-- Start --
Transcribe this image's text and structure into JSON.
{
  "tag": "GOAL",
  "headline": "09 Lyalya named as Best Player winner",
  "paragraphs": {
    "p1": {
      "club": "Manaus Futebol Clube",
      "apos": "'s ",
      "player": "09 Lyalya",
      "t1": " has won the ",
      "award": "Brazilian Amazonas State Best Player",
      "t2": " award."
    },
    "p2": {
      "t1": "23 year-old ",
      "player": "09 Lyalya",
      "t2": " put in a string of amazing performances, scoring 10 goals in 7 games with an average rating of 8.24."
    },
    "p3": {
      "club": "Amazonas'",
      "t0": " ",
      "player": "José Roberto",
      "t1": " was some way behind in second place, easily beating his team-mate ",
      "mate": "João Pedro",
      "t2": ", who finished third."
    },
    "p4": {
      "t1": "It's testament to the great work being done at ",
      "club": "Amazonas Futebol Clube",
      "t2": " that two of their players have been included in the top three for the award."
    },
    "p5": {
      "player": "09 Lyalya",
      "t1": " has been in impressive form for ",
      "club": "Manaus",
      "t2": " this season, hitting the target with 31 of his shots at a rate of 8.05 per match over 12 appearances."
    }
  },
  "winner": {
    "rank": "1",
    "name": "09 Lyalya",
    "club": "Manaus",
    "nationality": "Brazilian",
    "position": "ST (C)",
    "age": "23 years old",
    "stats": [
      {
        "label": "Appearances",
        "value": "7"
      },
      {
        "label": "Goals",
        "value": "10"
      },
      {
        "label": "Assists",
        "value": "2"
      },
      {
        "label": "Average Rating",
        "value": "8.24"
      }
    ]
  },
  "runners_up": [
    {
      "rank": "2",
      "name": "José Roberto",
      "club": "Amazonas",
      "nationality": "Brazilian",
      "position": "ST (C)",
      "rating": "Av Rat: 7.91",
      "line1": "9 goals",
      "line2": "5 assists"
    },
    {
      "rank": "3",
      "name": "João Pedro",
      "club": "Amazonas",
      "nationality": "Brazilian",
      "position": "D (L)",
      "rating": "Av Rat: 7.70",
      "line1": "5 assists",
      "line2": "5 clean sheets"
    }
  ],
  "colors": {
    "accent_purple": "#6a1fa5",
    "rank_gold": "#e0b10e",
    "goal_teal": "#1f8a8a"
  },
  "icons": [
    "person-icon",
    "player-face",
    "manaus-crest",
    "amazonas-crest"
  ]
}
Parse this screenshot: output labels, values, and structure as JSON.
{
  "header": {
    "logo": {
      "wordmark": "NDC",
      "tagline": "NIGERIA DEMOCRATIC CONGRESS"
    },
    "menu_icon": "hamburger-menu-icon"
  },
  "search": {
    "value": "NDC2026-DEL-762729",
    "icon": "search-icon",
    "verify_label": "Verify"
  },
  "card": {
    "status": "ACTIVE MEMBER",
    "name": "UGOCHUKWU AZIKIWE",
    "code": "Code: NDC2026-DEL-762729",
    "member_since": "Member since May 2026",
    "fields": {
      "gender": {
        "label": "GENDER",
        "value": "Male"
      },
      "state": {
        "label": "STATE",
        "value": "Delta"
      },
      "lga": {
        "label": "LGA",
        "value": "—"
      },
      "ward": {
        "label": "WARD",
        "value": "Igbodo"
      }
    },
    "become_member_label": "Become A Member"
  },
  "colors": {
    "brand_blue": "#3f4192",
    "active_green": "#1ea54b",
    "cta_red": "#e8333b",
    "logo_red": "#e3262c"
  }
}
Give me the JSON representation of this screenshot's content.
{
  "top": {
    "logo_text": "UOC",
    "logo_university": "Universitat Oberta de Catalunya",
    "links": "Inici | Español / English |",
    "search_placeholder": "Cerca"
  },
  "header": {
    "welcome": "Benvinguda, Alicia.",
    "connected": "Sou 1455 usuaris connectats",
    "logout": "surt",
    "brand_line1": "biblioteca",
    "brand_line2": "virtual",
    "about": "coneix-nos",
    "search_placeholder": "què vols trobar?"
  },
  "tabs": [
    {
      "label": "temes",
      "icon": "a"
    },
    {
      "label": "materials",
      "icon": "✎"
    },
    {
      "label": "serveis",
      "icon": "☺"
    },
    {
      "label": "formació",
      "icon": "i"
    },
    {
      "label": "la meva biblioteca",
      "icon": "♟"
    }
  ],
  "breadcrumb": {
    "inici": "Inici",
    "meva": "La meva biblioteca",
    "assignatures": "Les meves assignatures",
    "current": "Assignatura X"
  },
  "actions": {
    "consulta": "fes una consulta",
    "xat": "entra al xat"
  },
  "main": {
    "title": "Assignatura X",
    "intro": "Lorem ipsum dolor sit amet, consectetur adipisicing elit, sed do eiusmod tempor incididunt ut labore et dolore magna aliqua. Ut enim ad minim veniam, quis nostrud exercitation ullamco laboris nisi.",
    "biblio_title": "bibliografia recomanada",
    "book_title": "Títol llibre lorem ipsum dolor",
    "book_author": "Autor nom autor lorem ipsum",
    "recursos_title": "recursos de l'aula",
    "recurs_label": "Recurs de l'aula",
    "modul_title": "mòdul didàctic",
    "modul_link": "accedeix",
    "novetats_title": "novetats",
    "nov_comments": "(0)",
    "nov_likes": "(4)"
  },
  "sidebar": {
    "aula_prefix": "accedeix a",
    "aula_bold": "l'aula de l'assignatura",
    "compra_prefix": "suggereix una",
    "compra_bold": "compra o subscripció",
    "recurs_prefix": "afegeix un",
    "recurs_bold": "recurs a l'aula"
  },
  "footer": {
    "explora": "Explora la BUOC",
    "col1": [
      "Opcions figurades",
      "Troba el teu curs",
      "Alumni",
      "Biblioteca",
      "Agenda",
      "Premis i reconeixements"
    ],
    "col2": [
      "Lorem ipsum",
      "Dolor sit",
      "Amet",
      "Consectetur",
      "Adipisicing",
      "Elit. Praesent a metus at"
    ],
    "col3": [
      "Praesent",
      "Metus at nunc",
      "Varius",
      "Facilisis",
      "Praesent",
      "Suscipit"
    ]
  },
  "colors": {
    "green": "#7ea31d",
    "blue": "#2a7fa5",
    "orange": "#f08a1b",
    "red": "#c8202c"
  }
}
-- End --
AIM OF THE TASK –
Extract, from the listing above, every line where the string "meva" occurs.

COMPLETE RESPONSE –
      "label": "la meva biblioteca",
    "meva": "La meva biblioteca",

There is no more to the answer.